## Job
Rewrite the entries below with "Used vehicles" swapped for "Pre-owned vehicles" wherever it occurs, keeping everything else the same and leaving out the pictures.

## Extracted information
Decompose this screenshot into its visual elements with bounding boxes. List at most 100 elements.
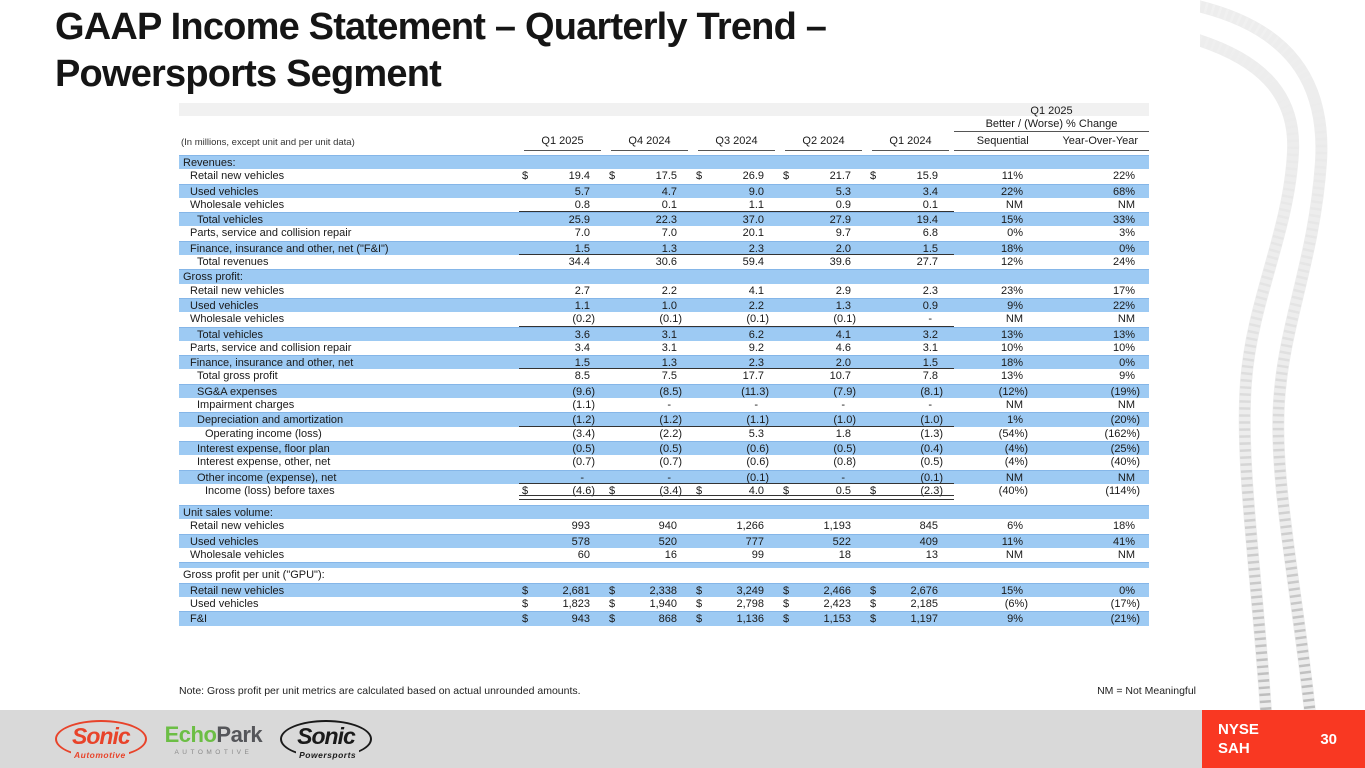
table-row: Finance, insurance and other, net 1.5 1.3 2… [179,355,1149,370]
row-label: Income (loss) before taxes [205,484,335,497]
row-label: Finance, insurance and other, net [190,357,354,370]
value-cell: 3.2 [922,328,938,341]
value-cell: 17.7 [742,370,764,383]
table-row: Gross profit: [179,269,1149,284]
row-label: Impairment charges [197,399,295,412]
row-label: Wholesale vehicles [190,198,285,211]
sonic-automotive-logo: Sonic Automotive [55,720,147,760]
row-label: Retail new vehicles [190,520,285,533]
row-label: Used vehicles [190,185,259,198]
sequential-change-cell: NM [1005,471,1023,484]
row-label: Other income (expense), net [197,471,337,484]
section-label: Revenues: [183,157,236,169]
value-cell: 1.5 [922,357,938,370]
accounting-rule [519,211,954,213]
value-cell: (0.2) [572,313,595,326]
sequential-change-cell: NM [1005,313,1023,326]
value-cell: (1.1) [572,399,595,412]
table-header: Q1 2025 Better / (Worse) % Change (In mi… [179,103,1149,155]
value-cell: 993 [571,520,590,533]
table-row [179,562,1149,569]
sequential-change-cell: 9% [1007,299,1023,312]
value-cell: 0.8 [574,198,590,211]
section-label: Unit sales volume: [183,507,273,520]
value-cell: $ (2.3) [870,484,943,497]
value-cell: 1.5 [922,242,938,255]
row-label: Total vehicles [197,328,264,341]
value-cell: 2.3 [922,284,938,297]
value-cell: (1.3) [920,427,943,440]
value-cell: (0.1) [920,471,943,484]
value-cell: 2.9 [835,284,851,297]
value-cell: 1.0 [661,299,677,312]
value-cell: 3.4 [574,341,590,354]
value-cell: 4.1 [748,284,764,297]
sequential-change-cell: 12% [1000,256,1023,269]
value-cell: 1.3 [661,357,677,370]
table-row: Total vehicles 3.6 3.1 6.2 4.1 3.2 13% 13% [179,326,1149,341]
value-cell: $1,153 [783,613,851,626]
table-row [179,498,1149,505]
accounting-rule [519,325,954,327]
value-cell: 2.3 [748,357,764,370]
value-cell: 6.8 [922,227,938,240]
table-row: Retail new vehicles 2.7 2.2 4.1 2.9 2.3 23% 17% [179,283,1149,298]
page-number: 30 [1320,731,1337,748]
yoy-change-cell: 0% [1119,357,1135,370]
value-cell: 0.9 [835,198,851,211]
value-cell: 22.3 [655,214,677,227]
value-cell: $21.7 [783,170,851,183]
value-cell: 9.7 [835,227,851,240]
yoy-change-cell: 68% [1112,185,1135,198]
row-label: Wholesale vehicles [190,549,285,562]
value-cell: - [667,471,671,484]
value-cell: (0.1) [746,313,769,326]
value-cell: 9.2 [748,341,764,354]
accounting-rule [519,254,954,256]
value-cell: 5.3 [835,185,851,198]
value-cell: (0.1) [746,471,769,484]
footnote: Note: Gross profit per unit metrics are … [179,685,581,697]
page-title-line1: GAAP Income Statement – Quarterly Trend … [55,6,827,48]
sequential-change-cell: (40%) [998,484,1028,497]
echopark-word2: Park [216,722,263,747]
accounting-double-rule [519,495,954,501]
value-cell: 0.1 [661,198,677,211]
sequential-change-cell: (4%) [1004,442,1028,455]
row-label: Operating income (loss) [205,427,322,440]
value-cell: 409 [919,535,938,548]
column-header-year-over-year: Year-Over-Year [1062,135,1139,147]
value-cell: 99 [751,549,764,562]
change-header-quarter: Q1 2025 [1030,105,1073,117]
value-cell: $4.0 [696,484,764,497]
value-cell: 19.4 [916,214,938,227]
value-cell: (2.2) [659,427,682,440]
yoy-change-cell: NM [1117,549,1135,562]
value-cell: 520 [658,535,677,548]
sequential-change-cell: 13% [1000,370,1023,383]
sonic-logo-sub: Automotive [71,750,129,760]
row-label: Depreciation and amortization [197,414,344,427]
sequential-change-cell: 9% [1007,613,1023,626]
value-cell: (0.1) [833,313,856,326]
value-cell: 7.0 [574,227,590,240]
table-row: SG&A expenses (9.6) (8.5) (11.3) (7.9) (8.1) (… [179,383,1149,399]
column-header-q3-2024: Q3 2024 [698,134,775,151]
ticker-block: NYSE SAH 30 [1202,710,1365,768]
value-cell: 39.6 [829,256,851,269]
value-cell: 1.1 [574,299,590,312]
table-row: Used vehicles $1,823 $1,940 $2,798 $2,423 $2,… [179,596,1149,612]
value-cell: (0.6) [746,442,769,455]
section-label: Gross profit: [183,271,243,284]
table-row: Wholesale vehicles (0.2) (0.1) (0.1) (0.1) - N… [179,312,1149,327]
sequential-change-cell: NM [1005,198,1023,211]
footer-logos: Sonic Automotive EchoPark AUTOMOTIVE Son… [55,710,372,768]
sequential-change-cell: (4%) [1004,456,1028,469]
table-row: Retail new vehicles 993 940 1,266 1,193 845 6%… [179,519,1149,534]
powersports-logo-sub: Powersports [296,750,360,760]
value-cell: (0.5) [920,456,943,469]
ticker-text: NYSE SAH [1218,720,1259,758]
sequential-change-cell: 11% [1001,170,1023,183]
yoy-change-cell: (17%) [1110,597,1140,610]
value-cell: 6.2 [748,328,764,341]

## Response
Decompose this screenshot into its visual elements with bounding boxes. List at most 100 elements.
table-row: Finance, insurance and other, net 1.5 1.3 2… [179,355,1149,370]
row-label: Income (loss) before taxes [205,484,335,497]
row-label: Finance, insurance and other, net [190,357,354,370]
value-cell: 3.2 [922,328,938,341]
value-cell: 17.7 [742,370,764,383]
table-row: Gross profit: [179,269,1149,284]
row-label: Impairment charges [197,399,295,412]
row-label: Wholesale vehicles [190,198,285,211]
sonic-automotive-logo: Sonic Automotive [55,720,147,760]
row-label: Retail new vehicles [190,520,285,533]
row-label: Pre-owned vehicles [190,185,259,198]
sequential-change-cell: NM [1005,471,1023,484]
row-label: Other income (expense), net [197,471,337,484]
section-label: Revenues: [183,157,236,169]
value-cell: 1.5 [922,357,938,370]
accounting-rule [519,211,954,213]
value-cell: (0.2) [572,313,595,326]
sequential-change-cell: NM [1005,313,1023,326]
value-cell: (1.1) [572,399,595,412]
table-header: Q1 2025 Better / (Worse) % Change (In mi… [179,103,1149,155]
value-cell: 993 [571,520,590,533]
table-row [179,562,1149,569]
sequential-change-cell: 9% [1007,299,1023,312]
value-cell: 0.8 [574,198,590,211]
section-label: Unit sales volume: [183,507,273,520]
value-cell: $ (2.3) [870,484,943,497]
value-cell: 1.5 [922,242,938,255]
row-label: Total vehicles [197,328,264,341]
value-cell: 2.3 [922,284,938,297]
value-cell: (1.3) [920,427,943,440]
value-cell: (0.1) [920,471,943,484]
value-cell: 2.9 [835,284,851,297]
value-cell: 1.0 [661,299,677,312]
value-cell: 3.4 [574,341,590,354]
value-cell: 4.1 [748,284,764,297]
sequential-change-cell: 12% [1000,256,1023,269]
value-cell: 1.3 [661,357,677,370]
table-row: Total vehicles 3.6 3.1 6.2 4.1 3.2 13% 13% [179,326,1149,341]
value-cell: $1,153 [783,613,851,626]
table-row [179,498,1149,505]
accounting-rule [519,325,954,327]
value-cell: 2.3 [748,357,764,370]
value-cell: 6.8 [922,227,938,240]
table-row: Retail new vehicles 2.7 2.2 4.1 2.9 2.3 23% 17% [179,283,1149,298]
page-number: 30 [1320,731,1337,748]
yoy-change-cell: 0% [1119,357,1135,370]
value-cell: 0.9 [835,198,851,211]
value-cell: 22.3 [655,214,677,227]
value-cell: $21.7 [783,170,851,183]
value-cell: 9.7 [835,227,851,240]
yoy-change-cell: 68% [1112,185,1135,198]
row-label: Wholesale vehicles [190,549,285,562]
value-cell: - [667,471,671,484]
value-cell: (0.1) [746,313,769,326]
value-cell: 9.2 [748,341,764,354]
accounting-rule [519,254,954,256]
value-cell: 5.3 [835,185,851,198]
value-cell: (0.1) [746,471,769,484]
footnote: Note: Gross profit per unit metrics are … [179,685,581,697]
page-title-line1: GAAP Income Statement – Quarterly Trend … [55,6,827,48]
sequential-change-cell: (40%) [998,484,1028,497]
echopark-word2: Park [216,722,263,747]
accounting-double-rule [519,495,954,501]
value-cell: 0.1 [661,198,677,211]
sequential-change-cell: (4%) [1004,442,1028,455]
row-label: Operating income (loss) [205,427,322,440]
value-cell: 409 [919,535,938,548]
column-header-year-over-year: Year-Over-Year [1062,135,1139,147]
value-cell: 99 [751,549,764,562]
change-header-quarter: Q1 2025 [1030,105,1073,117]
value-cell: $4.0 [696,484,764,497]
value-cell: 19.4 [916,214,938,227]
value-cell: (2.2) [659,427,682,440]
yoy-change-cell: NM [1117,549,1135,562]
value-cell: 520 [658,535,677,548]
sequential-change-cell: 13% [1000,370,1023,383]
sonic-logo-sub: Automotive [71,750,129,760]
row-label: Depreciation and amortization [197,414,344,427]
sequential-change-cell: 9% [1007,613,1023,626]
value-cell: (0.1) [833,313,856,326]
value-cell: 7.0 [574,227,590,240]
table-row: SG&A expenses (9.6) (8.5) (11.3) (7.9) (8.1) (… [179,383,1149,399]
column-header-q3-2024: Q3 2024 [698,134,775,151]
ticker-block: NYSE SAH 30 [1202,710,1365,768]
value-cell: 39.6 [829,256,851,269]
value-cell: 1.1 [574,299,590,312]
table-row: Pre-owned vehicles $1,823 $1,940 $2,798 $2,423 $2,… [179,596,1149,612]
value-cell: (0.6) [746,442,769,455]
section-label: Gross profit: [183,271,243,284]
table-row: Wholesale vehicles (0.2) (0.1) (0.1) (0.1) - N… [179,312,1149,327]
sequential-change-cell: NM [1005,198,1023,211]
footer-logos: Sonic Automotive EchoPark AUTOMOTIVE Son… [55,710,372,768]
sequential-change-cell: (4%) [1004,456,1028,469]
table-row: Retail new vehicles 993 940 1,266 1,193 845 6%… [179,519,1149,534]
powersports-logo-sub: Powersports [296,750,360,760]
value-cell: (0.5) [920,456,943,469]
ticker-text: NYSE SAH [1218,720,1259,758]
sequential-change-cell: 11% [1001,170,1023,183]
yoy-change-cell: (17%) [1110,597,1140,610]
value-cell: 6.2 [748,328,764,341]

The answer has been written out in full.